Stated problem: Repeat the material exactly, every line of it.

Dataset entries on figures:

◇ ◇ ◇ ◇ ◇ ◇ ◇

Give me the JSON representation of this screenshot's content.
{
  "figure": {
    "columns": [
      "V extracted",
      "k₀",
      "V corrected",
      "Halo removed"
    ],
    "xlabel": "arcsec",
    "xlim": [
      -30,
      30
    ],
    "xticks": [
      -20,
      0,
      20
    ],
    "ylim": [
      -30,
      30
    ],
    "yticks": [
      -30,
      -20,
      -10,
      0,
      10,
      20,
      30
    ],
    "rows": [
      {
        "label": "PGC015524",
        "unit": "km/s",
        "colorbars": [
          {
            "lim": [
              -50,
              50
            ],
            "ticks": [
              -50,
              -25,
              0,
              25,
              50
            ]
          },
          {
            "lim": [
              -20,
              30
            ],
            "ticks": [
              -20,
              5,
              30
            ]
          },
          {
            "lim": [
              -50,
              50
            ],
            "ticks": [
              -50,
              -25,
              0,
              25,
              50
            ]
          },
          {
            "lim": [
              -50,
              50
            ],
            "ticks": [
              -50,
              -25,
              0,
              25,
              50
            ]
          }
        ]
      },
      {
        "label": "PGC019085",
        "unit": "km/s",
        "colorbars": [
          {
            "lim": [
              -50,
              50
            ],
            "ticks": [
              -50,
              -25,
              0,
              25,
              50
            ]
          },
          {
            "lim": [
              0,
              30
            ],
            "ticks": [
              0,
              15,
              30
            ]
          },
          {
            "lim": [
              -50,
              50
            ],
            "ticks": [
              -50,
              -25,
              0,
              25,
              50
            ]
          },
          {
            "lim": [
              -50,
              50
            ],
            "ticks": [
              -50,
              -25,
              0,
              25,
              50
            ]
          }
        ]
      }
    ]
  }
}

◇ ◇ ◇ ◇ ◇ ◇ ◇

Result:
Give me the JSON representation of this screenshot's content.
{
  "figure": {
    "columns": [
      "V extracted",
      "k₀",
      "V corrected",
      "Halo removed"
    ],
    "xlabel": "arcsec",
    "xlim": [
      -30,
      30
    ],
    "xticks": [
      -20,
      0,
      20
    ],
    "ylim": [
      -30,
      30
    ],
    "yticks": [
      -30,
      -20,
      -10,
      0,
      10,
      20,
      30
    ],
    "rows": [
      {
        "label": "PGC015524",
        "unit": "km/s",
        "colorbars": [
          {
            "lim": [
              -50,
              50
            ],
            "ticks": [
              -50,
              -25,
              0,
              25,
              50
            ]
          },
          {
            "lim": [
              -20,
              30
            ],
            "ticks": [
              -20,
              5,
              30
            ]
          },
          {
            "lim": [
              -50,
              50
            ],
            "ticks": [
              -50,
              -25,
              0,
              25,
              50
            ]
          },
          {
            "lim": [
              -50,
              50
            ],
            "ticks": [
              -50,
              -25,
              0,
              25,
              50
            ]
          }
        ]
      },
      {
        "label": "PGC019085",
        "unit": "km/s",
        "colorbars": [
          {
            "lim": [
              -50,
              50
            ],
            "ticks": [
              -50,
              -25,
              0,
              25,
              50
            ]
          },
          {
            "lim": [
              0,
              30
            ],
            "ticks": [
              0,
              15,
              30
            ]
          },
          {
            "lim": [
              -50,
              50
            ],
            "ticks": [
              -50,
              -25,
              0,
              25,
              50
            ]
          },
          {
            "lim": [
              -50,
              50
            ],
            "ticks": [
              -50,
              -25,
              0,
              25,
              50
            ]
          }
        ]
      }
    ]
  }
}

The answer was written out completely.